WRITTEN INSTRUCTION → Each record below is to be copied word for word, with pictures removed.

DATA SHOWN →
--

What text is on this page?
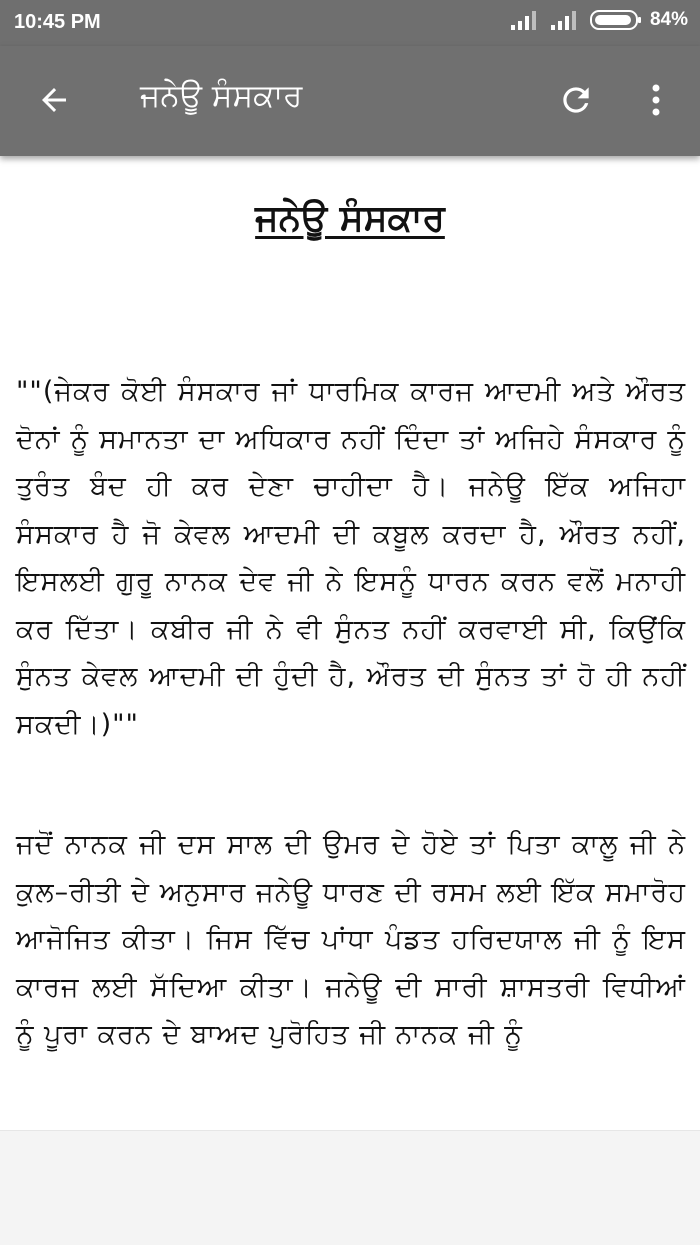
10:45 PM	84%
ਜਨੇਊ ਸੰਸਕਾਰ
ਜਨੇਊ ਸੰਸਕਾਰ

""(ਜੇਕਰ ਕੋਈ ਸੰਸਕਾਰ ਜਾਂ ਧਾਰਮਿਕ ਕਾਰਜ ਆਦਮੀ ਅਤੇ ਔਰਤ ਦੋਨਾਂ ਨੂੰ ਸਮਾਨਤਾ ਦਾ ਅਧਿਕਾਰ ਨਹੀਂ ਦਿੰਦਾ ਤਾਂ ਅਜਿਹੇ ਸੰਸਕਾਰ ਨੂੰ ਤੁਰੰਤ ਬੰਦ ਹੀ ਕਰ ਦੇਣਾ ਚਾਹੀਦਾ ਹੈ। ਜਨੇਊ ਇੱਕ ਅਜਿਹਾ ਸੰਸਕਾਰ ਹੈ ਜੋ ਕੇਵਲ ਆਦਮੀ ਦੀ ਕਬੂਲ ਕਰਦਾ ਹੈ, ਔਰਤ ਨਹੀਂ, ਇਸਲਈ ਗੁਰੂ ਨਾਨਕ ਦੇਵ ਜੀ ਨੇ ਇਸਨੂੰ ਧਾਰਨ ਕਰਨ ਵਲੋਂ ਮਨਾਹੀ ਕਰ ਦਿੱਤਾ। ਕਬੀਰ ਜੀ ਨੇ ਵੀ ਸੁੰਨਤ ਨਹੀਂ ਕਰਵਾਈ ਸੀ, ਕਿਉਂਕਿ ਸੁੰਨਤ ਕੇਵਲ ਆਦਮੀ ਦੀ ਹੁੰਦੀ ਹੈ, ਔਰਤ ਦੀ ਸੁੰਨਤ ਤਾਂ ਹੋ ਹੀ ਨਹੀਂ ਸਕਦੀ।)""

ਜਦੋਂ ਨਾਨਕ ਜੀ ਦਸ ਸਾਲ ਦੀ ਉਮਰ ਦੇ ਹੋਏ ਤਾਂ ਪਿਤਾ ਕਾਲੂ ਜੀ ਨੇ ਕੁਲ–ਰੀਤੀ ਦੇ ਅਨੁਸਾਰ ਜਨੇਊ ਧਾਰਣ ਦੀ ਰਸਮ ਲਈ ਇੱਕ ਸਮਾਰੋਹ ਆਜੋਜਿਤ ਕੀਤਾ। ਜਿਸ ਵਿੱਚ ਪਾਂਧਾ ਪੰਡਤ ਹਰਿਦਯਾਲ ਜੀ ਨੂੰ ਇਸ ਕਾਰਜ ਲਈ ਸੱਦਿਆ ਕੀਤਾ। ਜਨੇਊ ਦੀ ਸਾਰੀ ਸ਼ਾਸਤਰੀ ਵਿਧੀਆਂ ਨੂੰ ਪੂਰਾ ਕਰਨ ਦੇ ਬਾਅਦ ਪੁਰੋਹਿਤ ਜੀ ਨਾਨਕ ਜੀ ਨੂੰ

--

OUTPUT FOR THIS EXERCISE →
What text is on this page?
10:45 PM	84%
ਜਨੇਊ ਸੰਸਕਾਰ
ਜਨੇਊ ਸੰਸਕਾਰ

""(ਜੇਕਰ ਕੋਈ ਸੰਸਕਾਰ ਜਾਂ ਧਾਰਮਿਕ ਕਾਰਜ ਆਦਮੀ ਅਤੇ ਔਰਤ ਦੋਨਾਂ ਨੂੰ ਸਮਾਨਤਾ ਦਾ ਅਧਿਕਾਰ ਨਹੀਂ ਦਿੰਦਾ ਤਾਂ ਅਜਿਹੇ ਸੰਸਕਾਰ ਨੂੰ ਤੁਰੰਤ ਬੰਦ ਹੀ ਕਰ ਦੇਣਾ ਚਾਹੀਦਾ ਹੈ। ਜਨੇਊ ਇੱਕ ਅਜਿਹਾ ਸੰਸਕਾਰ ਹੈ ਜੋ ਕੇਵਲ ਆਦਮੀ ਦੀ ਕਬੂਲ ਕਰਦਾ ਹੈ, ਔਰਤ ਨਹੀਂ, ਇਸਲਈ ਗੁਰੂ ਨਾਨਕ ਦੇਵ ਜੀ ਨੇ ਇਸਨੂੰ ਧਾਰਨ ਕਰਨ ਵਲੋਂ ਮਨਾਹੀ ਕਰ ਦਿੱਤਾ। ਕਬੀਰ ਜੀ ਨੇ ਵੀ ਸੁੰਨਤ ਨਹੀਂ ਕਰਵਾਈ ਸੀ, ਕਿਉਂਕਿ ਸੁੰਨਤ ਕੇਵਲ ਆਦਮੀ ਦੀ ਹੁੰਦੀ ਹੈ, ਔਰਤ ਦੀ ਸੁੰਨਤ ਤਾਂ ਹੋ ਹੀ ਨਹੀਂ ਸਕਦੀ।)""

ਜਦੋਂ ਨਾਨਕ ਜੀ ਦਸ ਸਾਲ ਦੀ ਉਮਰ ਦੇ ਹੋਏ ਤਾਂ ਪਿਤਾ ਕਾਲੂ ਜੀ ਨੇ ਕੁਲ–ਰੀਤੀ ਦੇ ਅਨੁਸਾਰ ਜਨੇਊ ਧਾਰਣ ਦੀ ਰਸਮ ਲਈ ਇੱਕ ਸਮਾਰੋਹ ਆਜੋਜਿਤ ਕੀਤਾ। ਜਿਸ ਵਿੱਚ ਪਾਂਧਾ ਪੰਡਤ ਹਰਿਦਯਾਲ ਜੀ ਨੂੰ ਇਸ ਕਾਰਜ ਲਈ ਸੱਦਿਆ ਕੀਤਾ। ਜਨੇਊ ਦੀ ਸਾਰੀ ਸ਼ਾਸਤਰੀ ਵਿਧੀਆਂ ਨੂੰ ਪੂਰਾ ਕਰਨ ਦੇ ਬਾਅਦ ਪੁਰੋਹਿਤ ਜੀ ਨਾਨਕ ਜੀ ਨੂੰ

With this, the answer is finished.